** Exercise aim **
Exactly reproduce each entry, leaving out nothing.

** Input **
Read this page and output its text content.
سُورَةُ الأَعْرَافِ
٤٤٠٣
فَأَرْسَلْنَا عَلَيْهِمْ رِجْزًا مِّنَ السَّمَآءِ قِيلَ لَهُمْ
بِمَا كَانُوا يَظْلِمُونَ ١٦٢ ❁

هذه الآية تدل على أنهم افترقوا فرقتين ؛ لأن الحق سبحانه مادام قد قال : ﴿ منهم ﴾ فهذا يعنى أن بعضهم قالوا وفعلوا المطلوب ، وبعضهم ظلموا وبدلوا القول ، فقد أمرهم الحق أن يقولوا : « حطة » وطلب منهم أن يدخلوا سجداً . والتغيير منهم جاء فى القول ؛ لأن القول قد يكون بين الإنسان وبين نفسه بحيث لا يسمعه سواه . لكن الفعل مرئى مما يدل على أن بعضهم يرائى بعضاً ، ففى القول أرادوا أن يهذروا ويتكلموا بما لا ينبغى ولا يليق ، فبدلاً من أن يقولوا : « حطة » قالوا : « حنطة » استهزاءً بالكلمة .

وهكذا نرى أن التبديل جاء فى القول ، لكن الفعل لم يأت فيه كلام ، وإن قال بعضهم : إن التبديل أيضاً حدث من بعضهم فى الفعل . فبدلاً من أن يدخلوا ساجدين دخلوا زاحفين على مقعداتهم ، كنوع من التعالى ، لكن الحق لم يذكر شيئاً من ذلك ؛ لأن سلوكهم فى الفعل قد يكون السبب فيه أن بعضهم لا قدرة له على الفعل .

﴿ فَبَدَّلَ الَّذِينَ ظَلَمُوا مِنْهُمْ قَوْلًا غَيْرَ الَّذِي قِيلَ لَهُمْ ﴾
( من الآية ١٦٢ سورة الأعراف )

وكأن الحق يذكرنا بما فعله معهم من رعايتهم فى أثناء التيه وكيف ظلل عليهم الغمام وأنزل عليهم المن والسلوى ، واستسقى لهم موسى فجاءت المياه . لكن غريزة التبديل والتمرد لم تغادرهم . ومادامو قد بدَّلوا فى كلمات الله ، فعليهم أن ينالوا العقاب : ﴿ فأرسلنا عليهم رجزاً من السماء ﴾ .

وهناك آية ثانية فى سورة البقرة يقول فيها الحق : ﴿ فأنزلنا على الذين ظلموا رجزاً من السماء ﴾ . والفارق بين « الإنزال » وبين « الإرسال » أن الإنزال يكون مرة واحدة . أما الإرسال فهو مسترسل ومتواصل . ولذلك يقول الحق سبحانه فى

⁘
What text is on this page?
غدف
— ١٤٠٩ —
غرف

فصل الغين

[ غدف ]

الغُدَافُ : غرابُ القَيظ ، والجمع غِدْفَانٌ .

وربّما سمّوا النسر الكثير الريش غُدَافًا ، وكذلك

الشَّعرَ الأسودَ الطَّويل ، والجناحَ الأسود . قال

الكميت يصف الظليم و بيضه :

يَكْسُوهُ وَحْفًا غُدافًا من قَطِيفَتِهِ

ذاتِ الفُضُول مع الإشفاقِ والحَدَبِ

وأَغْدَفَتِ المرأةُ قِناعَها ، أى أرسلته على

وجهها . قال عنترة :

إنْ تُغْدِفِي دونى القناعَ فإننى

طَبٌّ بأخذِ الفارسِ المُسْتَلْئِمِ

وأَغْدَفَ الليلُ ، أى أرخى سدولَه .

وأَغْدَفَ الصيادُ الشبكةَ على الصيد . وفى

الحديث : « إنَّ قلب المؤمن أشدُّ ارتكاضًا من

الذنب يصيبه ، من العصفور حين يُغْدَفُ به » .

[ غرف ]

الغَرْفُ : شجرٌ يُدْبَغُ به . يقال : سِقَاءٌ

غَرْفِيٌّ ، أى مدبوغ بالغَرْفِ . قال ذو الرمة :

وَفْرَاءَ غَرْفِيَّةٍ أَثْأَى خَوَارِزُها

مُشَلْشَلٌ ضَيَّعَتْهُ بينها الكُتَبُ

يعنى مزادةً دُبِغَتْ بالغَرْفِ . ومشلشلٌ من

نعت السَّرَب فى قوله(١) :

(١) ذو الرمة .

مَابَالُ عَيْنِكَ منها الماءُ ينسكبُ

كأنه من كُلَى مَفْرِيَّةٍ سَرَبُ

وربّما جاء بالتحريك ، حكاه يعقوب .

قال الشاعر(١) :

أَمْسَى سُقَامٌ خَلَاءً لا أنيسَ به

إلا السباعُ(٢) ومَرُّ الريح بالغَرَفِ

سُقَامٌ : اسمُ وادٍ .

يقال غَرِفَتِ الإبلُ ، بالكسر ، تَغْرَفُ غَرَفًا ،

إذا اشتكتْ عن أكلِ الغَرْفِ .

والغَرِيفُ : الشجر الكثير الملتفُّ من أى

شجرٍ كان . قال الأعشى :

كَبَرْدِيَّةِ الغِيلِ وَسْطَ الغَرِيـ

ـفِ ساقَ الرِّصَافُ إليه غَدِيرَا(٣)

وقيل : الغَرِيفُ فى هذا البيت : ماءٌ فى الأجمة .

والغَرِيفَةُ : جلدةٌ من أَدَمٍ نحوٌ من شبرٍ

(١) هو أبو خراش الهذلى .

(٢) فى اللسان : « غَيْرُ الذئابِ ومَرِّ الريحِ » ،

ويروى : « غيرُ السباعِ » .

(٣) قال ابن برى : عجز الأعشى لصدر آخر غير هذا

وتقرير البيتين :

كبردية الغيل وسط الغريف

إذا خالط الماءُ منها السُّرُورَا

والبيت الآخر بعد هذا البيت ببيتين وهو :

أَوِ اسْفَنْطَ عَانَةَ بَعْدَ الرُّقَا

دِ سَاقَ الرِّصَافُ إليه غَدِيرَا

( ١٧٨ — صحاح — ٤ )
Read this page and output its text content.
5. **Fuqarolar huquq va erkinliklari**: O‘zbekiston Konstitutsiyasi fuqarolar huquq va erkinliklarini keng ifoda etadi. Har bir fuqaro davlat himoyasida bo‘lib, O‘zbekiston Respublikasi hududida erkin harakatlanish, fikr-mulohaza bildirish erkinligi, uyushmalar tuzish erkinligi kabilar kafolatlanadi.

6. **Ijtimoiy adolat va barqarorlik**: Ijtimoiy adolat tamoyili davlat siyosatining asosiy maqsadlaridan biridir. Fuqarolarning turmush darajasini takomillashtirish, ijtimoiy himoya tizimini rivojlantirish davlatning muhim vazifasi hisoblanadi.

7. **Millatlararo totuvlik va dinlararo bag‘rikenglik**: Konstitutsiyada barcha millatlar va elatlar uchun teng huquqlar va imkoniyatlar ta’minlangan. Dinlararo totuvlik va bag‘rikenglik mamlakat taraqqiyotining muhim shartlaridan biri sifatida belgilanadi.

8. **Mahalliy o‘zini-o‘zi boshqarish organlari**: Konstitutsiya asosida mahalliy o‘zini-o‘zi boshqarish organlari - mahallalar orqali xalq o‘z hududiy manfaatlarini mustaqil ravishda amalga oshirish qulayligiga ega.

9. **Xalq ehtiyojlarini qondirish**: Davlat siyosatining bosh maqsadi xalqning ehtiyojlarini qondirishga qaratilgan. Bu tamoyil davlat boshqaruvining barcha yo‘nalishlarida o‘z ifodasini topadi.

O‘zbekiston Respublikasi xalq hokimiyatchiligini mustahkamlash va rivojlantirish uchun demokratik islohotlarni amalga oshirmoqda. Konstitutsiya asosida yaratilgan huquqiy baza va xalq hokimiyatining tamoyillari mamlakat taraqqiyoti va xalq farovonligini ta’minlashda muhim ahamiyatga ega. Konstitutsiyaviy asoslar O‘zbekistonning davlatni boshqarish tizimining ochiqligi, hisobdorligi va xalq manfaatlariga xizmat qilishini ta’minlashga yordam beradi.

** Answer to this task **
Read this page and output its text content.
سُورَةُ الأَعْرَافِ
٤٤٠٣
فَأَرْسَلْنَا عَلَيْهِمْ رِجْزًا مِّنَ السَّمَآءِ قِيلَ لَهُمْ
بِمَا كَانُوا يَظْلِمُونَ ١٦٢ ❁

هذه الآية تدل على أنهم افترقوا فرقتين ؛ لأن الحق سبحانه مادام قد قال : ﴿ منهم ﴾ فهذا يعنى أن بعضهم قالوا وفعلوا المطلوب ، وبعضهم ظلموا وبدلوا القول ، فقد أمرهم الحق أن يقولوا : « حطة » وطلب منهم أن يدخلوا سجداً . والتغيير منهم جاء فى القول ؛ لأن القول قد يكون بين الإنسان وبين نفسه بحيث لا يسمعه سواه . لكن الفعل مرئى مما يدل على أن بعضهم يرائى بعضاً ، ففى القول أرادوا أن يهذروا ويتكلموا بما لا ينبغى ولا يليق ، فبدلاً من أن يقولوا : « حطة » قالوا : « حنطة » استهزاءً بالكلمة .

وهكذا نرى أن التبديل جاء فى القول ، لكن الفعل لم يأت فيه كلام ، وإن قال بعضهم : إن التبديل أيضاً حدث من بعضهم فى الفعل . فبدلاً من أن يدخلوا ساجدين دخلوا زاحفين على مقعداتهم ، كنوع من التعالى ، لكن الحق لم يذكر شيئاً من ذلك ؛ لأن سلوكهم فى الفعل قد يكون السبب فيه أن بعضهم لا قدرة له على الفعل .

﴿ فَبَدَّلَ الَّذِينَ ظَلَمُوا مِنْهُمْ قَوْلًا غَيْرَ الَّذِي قِيلَ لَهُمْ ﴾
( من الآية ١٦٢ سورة الأعراف )

وكأن الحق يذكرنا بما فعله معهم من رعايتهم فى أثناء التيه وكيف ظلل عليهم الغمام وأنزل عليهم المن والسلوى ، واستسقى لهم موسى فجاءت المياه . لكن غريزة التبديل والتمرد لم تغادرهم . ومادامو قد بدَّلوا فى كلمات الله ، فعليهم أن ينالوا العقاب : ﴿ فأرسلنا عليهم رجزاً من السماء ﴾ .

وهناك آية ثانية فى سورة البقرة يقول فيها الحق : ﴿ فأنزلنا على الذين ظلموا رجزاً من السماء ﴾ . والفارق بين « الإنزال » وبين « الإرسال » أن الإنزال يكون مرة واحدة . أما الإرسال فهو مسترسل ومتواصل . ولذلك يقول الحق سبحانه فى

⁘
What text is on this page?
غدف
— ١٤٠٩ —
غرف

فصل الغين

[ غدف ]

الغُدَافُ : غرابُ القَيظ ، والجمع غِدْفَانٌ .

وربّما سمّوا النسر الكثير الريش غُدَافًا ، وكذلك

الشَّعرَ الأسودَ الطَّويل ، والجناحَ الأسود . قال

الكميت يصف الظليم و بيضه :

يَكْسُوهُ وَحْفًا غُدافًا من قَطِيفَتِهِ

ذاتِ الفُضُول مع الإشفاقِ والحَدَبِ

وأَغْدَفَتِ المرأةُ قِناعَها ، أى أرسلته على

وجهها . قال عنترة :

إنْ تُغْدِفِي دونى القناعَ فإننى

طَبٌّ بأخذِ الفارسِ المُسْتَلْئِمِ

وأَغْدَفَ الليلُ ، أى أرخى سدولَه .

وأَغْدَفَ الصيادُ الشبكةَ على الصيد . وفى

الحديث : « إنَّ قلب المؤمن أشدُّ ارتكاضًا من

الذنب يصيبه ، من العصفور حين يُغْدَفُ به » .

[ غرف ]

الغَرْفُ : شجرٌ يُدْبَغُ به . يقال : سِقَاءٌ

غَرْفِيٌّ ، أى مدبوغ بالغَرْفِ . قال ذو الرمة :

وَفْرَاءَ غَرْفِيَّةٍ أَثْأَى خَوَارِزُها

مُشَلْشَلٌ ضَيَّعَتْهُ بينها الكُتَبُ

يعنى مزادةً دُبِغَتْ بالغَرْفِ . ومشلشلٌ من

نعت السَّرَب فى قوله(١) :

(١) ذو الرمة .

مَابَالُ عَيْنِكَ منها الماءُ ينسكبُ

كأنه من كُلَى مَفْرِيَّةٍ سَرَبُ

وربّما جاء بالتحريك ، حكاه يعقوب .

قال الشاعر(١) :

أَمْسَى سُقَامٌ خَلَاءً لا أنيسَ به

إلا السباعُ(٢) ومَرُّ الريح بالغَرَفِ

سُقَامٌ : اسمُ وادٍ .

يقال غَرِفَتِ الإبلُ ، بالكسر ، تَغْرَفُ غَرَفًا ،

إذا اشتكتْ عن أكلِ الغَرْفِ .

والغَرِيفُ : الشجر الكثير الملتفُّ من أى

شجرٍ كان . قال الأعشى :

كَبَرْدِيَّةِ الغِيلِ وَسْطَ الغَرِيـ

ـفِ ساقَ الرِّصَافُ إليه غَدِيرَا(٣)

وقيل : الغَرِيفُ فى هذا البيت : ماءٌ فى الأجمة .

والغَرِيفَةُ : جلدةٌ من أَدَمٍ نحوٌ من شبرٍ

(١) هو أبو خراش الهذلى .

(٢) فى اللسان : « غَيْرُ الذئابِ ومَرِّ الريحِ » ،

ويروى : « غيرُ السباعِ » .

(٣) قال ابن برى : عجز الأعشى لصدر آخر غير هذا

وتقرير البيتين :

كبردية الغيل وسط الغريف

إذا خالط الماءُ منها السُّرُورَا

والبيت الآخر بعد هذا البيت ببيتين وهو :

أَوِ اسْفَنْطَ عَانَةَ بَعْدَ الرُّقَا

دِ سَاقَ الرِّصَافُ إليه غَدِيرَا

( ١٧٨ — صحاح — ٤ )
Read this page and output its text content.
5. **Fuqarolar huquq va erkinliklari**: O‘zbekiston Konstitutsiyasi fuqarolar huquq va erkinliklarini keng ifoda etadi. Har bir fuqaro davlat himoyasida bo‘lib, O‘zbekiston Respublikasi hududida erkin harakatlanish, fikr-mulohaza bildirish erkinligi, uyushmalar tuzish erkinligi kabilar kafolatlanadi.

6. **Ijtimoiy adolat va barqarorlik**: Ijtimoiy adolat tamoyili davlat siyosatining asosiy maqsadlaridan biridir. Fuqarolarning turmush darajasini takomillashtirish, ijtimoiy himoya tizimini rivojlantirish davlatning muhim vazifasi hisoblanadi.

7. **Millatlararo totuvlik va dinlararo bag‘rikenglik**: Konstitutsiyada barcha millatlar va elatlar uchun teng huquqlar va imkoniyatlar ta’minlangan. Dinlararo totuvlik va bag‘rikenglik mamlakat taraqqiyotining muhim shartlaridan biri sifatida belgilanadi.

8. **Mahalliy o‘zini-o‘zi boshqarish organlari**: Konstitutsiya asosida mahalliy o‘zini-o‘zi boshqarish organlari - mahallalar orqali xalq o‘z hududiy manfaatlarini mustaqil ravishda amalga oshirish qulayligiga ega.

9. **Xalq ehtiyojlarini qondirish**: Davlat siyosatining bosh maqsadi xalqning ehtiyojlarini qondirishga qaratilgan. Bu tamoyil davlat boshqaruvining barcha yo‘nalishlarida o‘z ifodasini topadi.

O‘zbekiston Respublikasi xalq hokimiyatchiligini mustahkamlash va rivojlantirish uchun demokratik islohotlarni amalga oshirmoqda. Konstitutsiya asosida yaratilgan huquqiy baza va xalq hokimiyatining tamoyillari mamlakat taraqqiyoti va xalq farovonligini ta’minlashda muhim ahamiyatga ega. Konstitutsiyaviy asoslar O‘zbekistonning davlatni boshqarish tizimining ochiqligi, hisobdorligi va xalq manfaatlariga xizmat qilishini ta’minlashga yordam beradi.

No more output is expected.